**Exercise instructions**
Copy out the listing exactly.
# Recorded information start
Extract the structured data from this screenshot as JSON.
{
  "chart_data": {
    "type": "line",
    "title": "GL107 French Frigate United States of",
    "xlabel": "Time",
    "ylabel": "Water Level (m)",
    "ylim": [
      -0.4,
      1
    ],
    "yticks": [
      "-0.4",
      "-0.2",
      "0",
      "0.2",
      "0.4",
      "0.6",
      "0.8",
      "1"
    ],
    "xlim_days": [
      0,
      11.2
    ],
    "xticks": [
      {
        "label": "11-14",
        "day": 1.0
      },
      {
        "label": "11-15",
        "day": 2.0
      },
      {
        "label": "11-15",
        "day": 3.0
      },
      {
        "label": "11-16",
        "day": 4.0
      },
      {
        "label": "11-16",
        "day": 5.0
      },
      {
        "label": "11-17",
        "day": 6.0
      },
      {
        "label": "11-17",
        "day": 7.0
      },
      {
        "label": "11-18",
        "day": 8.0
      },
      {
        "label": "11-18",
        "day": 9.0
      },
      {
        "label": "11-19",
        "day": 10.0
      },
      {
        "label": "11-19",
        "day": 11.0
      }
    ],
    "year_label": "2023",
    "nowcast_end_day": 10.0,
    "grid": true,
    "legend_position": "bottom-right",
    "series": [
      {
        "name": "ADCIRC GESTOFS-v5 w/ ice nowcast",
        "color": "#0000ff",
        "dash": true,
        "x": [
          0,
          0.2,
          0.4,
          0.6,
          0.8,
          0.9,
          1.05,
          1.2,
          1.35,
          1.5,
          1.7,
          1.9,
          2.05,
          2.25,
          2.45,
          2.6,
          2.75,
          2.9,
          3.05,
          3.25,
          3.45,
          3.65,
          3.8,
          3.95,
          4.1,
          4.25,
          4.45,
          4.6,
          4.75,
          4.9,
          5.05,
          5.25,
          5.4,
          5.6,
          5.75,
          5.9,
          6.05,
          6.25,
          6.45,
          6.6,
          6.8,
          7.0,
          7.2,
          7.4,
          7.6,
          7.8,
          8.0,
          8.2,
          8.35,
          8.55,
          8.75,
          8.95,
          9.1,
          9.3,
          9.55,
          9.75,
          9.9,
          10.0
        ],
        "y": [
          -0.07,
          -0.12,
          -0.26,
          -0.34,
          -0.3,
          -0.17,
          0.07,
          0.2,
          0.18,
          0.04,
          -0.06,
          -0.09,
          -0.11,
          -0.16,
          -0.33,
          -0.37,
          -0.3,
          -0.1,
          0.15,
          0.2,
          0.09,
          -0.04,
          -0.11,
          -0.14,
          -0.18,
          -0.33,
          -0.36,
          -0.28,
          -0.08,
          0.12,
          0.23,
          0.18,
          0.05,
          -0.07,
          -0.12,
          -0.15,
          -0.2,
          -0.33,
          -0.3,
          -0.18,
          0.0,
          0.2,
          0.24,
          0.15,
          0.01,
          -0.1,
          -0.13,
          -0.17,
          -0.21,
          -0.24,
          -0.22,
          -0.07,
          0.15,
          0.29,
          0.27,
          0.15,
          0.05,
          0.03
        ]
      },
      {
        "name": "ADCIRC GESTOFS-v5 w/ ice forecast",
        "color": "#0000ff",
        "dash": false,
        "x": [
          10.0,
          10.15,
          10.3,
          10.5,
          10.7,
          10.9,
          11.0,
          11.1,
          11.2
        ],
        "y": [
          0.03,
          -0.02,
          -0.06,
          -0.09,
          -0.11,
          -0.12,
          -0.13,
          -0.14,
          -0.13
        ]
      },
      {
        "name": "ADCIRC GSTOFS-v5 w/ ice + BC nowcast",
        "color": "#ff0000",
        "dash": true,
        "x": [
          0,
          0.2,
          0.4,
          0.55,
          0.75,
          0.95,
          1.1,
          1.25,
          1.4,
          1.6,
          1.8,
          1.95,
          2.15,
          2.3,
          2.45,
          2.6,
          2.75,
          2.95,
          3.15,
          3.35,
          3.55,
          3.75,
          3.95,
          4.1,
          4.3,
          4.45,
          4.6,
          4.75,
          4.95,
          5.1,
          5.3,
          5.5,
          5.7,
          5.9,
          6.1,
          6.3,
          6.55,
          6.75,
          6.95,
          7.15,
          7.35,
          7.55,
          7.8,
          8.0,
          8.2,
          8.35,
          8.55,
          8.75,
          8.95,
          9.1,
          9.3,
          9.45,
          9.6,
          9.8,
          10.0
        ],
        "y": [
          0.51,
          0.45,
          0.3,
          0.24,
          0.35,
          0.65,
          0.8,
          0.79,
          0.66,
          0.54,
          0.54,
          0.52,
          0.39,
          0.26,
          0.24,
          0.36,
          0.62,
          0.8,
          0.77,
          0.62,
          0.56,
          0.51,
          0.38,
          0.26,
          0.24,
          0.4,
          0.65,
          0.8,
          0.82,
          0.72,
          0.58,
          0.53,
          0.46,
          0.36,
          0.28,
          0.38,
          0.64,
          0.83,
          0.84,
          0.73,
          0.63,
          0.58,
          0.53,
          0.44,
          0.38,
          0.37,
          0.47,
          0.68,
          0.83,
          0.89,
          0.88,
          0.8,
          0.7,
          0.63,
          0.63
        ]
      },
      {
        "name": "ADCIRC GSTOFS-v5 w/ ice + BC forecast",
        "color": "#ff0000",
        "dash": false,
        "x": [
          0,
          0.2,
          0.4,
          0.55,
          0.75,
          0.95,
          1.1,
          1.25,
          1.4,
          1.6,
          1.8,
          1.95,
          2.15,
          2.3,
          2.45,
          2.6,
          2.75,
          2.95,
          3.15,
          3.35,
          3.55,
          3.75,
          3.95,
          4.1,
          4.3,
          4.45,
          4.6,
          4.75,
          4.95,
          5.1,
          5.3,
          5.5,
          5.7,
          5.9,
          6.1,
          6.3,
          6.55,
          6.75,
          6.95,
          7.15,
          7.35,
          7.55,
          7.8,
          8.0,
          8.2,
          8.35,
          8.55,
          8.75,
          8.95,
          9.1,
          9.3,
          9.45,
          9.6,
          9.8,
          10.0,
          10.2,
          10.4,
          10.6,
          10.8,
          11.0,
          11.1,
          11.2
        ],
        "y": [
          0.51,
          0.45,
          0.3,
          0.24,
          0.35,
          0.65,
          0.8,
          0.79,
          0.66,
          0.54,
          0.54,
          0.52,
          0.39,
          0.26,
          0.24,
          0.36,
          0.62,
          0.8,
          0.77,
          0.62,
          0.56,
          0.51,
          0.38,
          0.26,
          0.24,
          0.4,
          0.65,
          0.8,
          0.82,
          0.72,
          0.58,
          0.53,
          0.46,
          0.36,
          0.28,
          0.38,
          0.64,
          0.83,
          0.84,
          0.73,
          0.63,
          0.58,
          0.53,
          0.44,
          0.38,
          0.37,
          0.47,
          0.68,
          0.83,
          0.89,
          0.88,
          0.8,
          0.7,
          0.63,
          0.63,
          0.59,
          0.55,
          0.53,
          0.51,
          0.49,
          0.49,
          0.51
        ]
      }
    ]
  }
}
# Recorded information end
**Answer in full**
Extract the structured data from this screenshot as JSON.
{
  "chart_data": {
    "type": "line",
    "title": "GL107 French Frigate United States of",
    "xlabel": "Time",
    "ylabel": "Water Level (m)",
    "ylim": [
      -0.4,
      1
    ],
    "yticks": [
      "-0.4",
      "-0.2",
      "0",
      "0.2",
      "0.4",
      "0.6",
      "0.8",
      "1"
    ],
    "xlim_days": [
      0,
      11.2
    ],
    "xticks": [
      {
        "label": "11-14",
        "day": 1.0
      },
      {
        "label": "11-15",
        "day": 2.0
      },
      {
        "label": "11-15",
        "day": 3.0
      },
      {
        "label": "11-16",
        "day": 4.0
      },
      {
        "label": "11-16",
        "day": 5.0
      },
      {
        "label": "11-17",
        "day": 6.0
      },
      {
        "label": "11-17",
        "day": 7.0
      },
      {
        "label": "11-18",
        "day": 8.0
      },
      {
        "label": "11-18",
        "day": 9.0
      },
      {
        "label": "11-19",
        "day": 10.0
      },
      {
        "label": "11-19",
        "day": 11.0
      }
    ],
    "year_label": "2023",
    "nowcast_end_day": 10.0,
    "grid": true,
    "legend_position": "bottom-right",
    "series": [
      {
        "name": "ADCIRC GESTOFS-v5 w/ ice nowcast",
        "color": "#0000ff",
        "dash": true,
        "x": [
          0,
          0.2,
          0.4,
          0.6,
          0.8,
          0.9,
          1.05,
          1.2,
          1.35,
          1.5,
          1.7,
          1.9,
          2.05,
          2.25,
          2.45,
          2.6,
          2.75,
          2.9,
          3.05,
          3.25,
          3.45,
          3.65,
          3.8,
          3.95,
          4.1,
          4.25,
          4.45,
          4.6,
          4.75,
          4.9,
          5.05,
          5.25,
          5.4,
          5.6,
          5.75,
          5.9,
          6.05,
          6.25,
          6.45,
          6.6,
          6.8,
          7.0,
          7.2,
          7.4,
          7.6,
          7.8,
          8.0,
          8.2,
          8.35,
          8.55,
          8.75,
          8.95,
          9.1,
          9.3,
          9.55,
          9.75,
          9.9,
          10.0
        ],
        "y": [
          -0.07,
          -0.12,
          -0.26,
          -0.34,
          -0.3,
          -0.17,
          0.07,
          0.2,
          0.18,
          0.04,
          -0.06,
          -0.09,
          -0.11,
          -0.16,
          -0.33,
          -0.37,
          -0.3,
          -0.1,
          0.15,
          0.2,
          0.09,
          -0.04,
          -0.11,
          -0.14,
          -0.18,
          -0.33,
          -0.36,
          -0.28,
          -0.08,
          0.12,
          0.23,
          0.18,
          0.05,
          -0.07,
          -0.12,
          -0.15,
          -0.2,
          -0.33,
          -0.3,
          -0.18,
          0.0,
          0.2,
          0.24,
          0.15,
          0.01,
          -0.1,
          -0.13,
          -0.17,
          -0.21,
          -0.24,
          -0.22,
          -0.07,
          0.15,
          0.29,
          0.27,
          0.15,
          0.05,
          0.03
        ]
      },
      {
        "name": "ADCIRC GESTOFS-v5 w/ ice forecast",
        "color": "#0000ff",
        "dash": false,
        "x": [
          10.0,
          10.15,
          10.3,
          10.5,
          10.7,
          10.9,
          11.0,
          11.1,
          11.2
        ],
        "y": [
          0.03,
          -0.02,
          -0.06,
          -0.09,
          -0.11,
          -0.12,
          -0.13,
          -0.14,
          -0.13
        ]
      },
      {
        "name": "ADCIRC GSTOFS-v5 w/ ice + BC nowcast",
        "color": "#ff0000",
        "dash": true,
        "x": [
          0,
          0.2,
          0.4,
          0.55,
          0.75,
          0.95,
          1.1,
          1.25,
          1.4,
          1.6,
          1.8,
          1.95,
          2.15,
          2.3,
          2.45,
          2.6,
          2.75,
          2.95,
          3.15,
          3.35,
          3.55,
          3.75,
          3.95,
          4.1,
          4.3,
          4.45,
          4.6,
          4.75,
          4.95,
          5.1,
          5.3,
          5.5,
          5.7,
          5.9,
          6.1,
          6.3,
          6.55,
          6.75,
          6.95,
          7.15,
          7.35,
          7.55,
          7.8,
          8.0,
          8.2,
          8.35,
          8.55,
          8.75,
          8.95,
          9.1,
          9.3,
          9.45,
          9.6,
          9.8,
          10.0
        ],
        "y": [
          0.51,
          0.45,
          0.3,
          0.24,
          0.35,
          0.65,
          0.8,
          0.79,
          0.66,
          0.54,
          0.54,
          0.52,
          0.39,
          0.26,
          0.24,
          0.36,
          0.62,
          0.8,
          0.77,
          0.62,
          0.56,
          0.51,
          0.38,
          0.26,
          0.24,
          0.4,
          0.65,
          0.8,
          0.82,
          0.72,
          0.58,
          0.53,
          0.46,
          0.36,
          0.28,
          0.38,
          0.64,
          0.83,
          0.84,
          0.73,
          0.63,
          0.58,
          0.53,
          0.44,
          0.38,
          0.37,
          0.47,
          0.68,
          0.83,
          0.89,
          0.88,
          0.8,
          0.7,
          0.63,
          0.63
        ]
      },
      {
        "name": "ADCIRC GSTOFS-v5 w/ ice + BC forecast",
        "color": "#ff0000",
        "dash": false,
        "x": [
          0,
          0.2,
          0.4,
          0.55,
          0.75,
          0.95,
          1.1,
          1.25,
          1.4,
          1.6,
          1.8,
          1.95,
          2.15,
          2.3,
          2.45,
          2.6,
          2.75,
          2.95,
          3.15,
          3.35,
          3.55,
          3.75,
          3.95,
          4.1,
          4.3,
          4.45,
          4.6,
          4.75,
          4.95,
          5.1,
          5.3,
          5.5,
          5.7,
          5.9,
          6.1,
          6.3,
          6.55,
          6.75,
          6.95,
          7.15,
          7.35,
          7.55,
          7.8,
          8.0,
          8.2,
          8.35,
          8.55,
          8.75,
          8.95,
          9.1,
          9.3,
          9.45,
          9.6,
          9.8,
          10.0,
          10.2,
          10.4,
          10.6,
          10.8,
          11.0,
          11.1,
          11.2
        ],
        "y": [
          0.51,
          0.45,
          0.3,
          0.24,
          0.35,
          0.65,
          0.8,
          0.79,
          0.66,
          0.54,
          0.54,
          0.52,
          0.39,
          0.26,
          0.24,
          0.36,
          0.62,
          0.8,
          0.77,
          0.62,
          0.56,
          0.51,
          0.38,
          0.26,
          0.24,
          0.4,
          0.65,
          0.8,
          0.82,
          0.72,
          0.58,
          0.53,
          0.46,
          0.36,
          0.28,
          0.38,
          0.64,
          0.83,
          0.84,
          0.73,
          0.63,
          0.58,
          0.53,
          0.44,
          0.38,
          0.37,
          0.47,
          0.68,
          0.83,
          0.89,
          0.88,
          0.8,
          0.7,
          0.63,
          0.63,
          0.59,
          0.55,
          0.53,
          0.51,
          0.49,
          0.49,
          0.51
        ]
      }
    ]
  }
}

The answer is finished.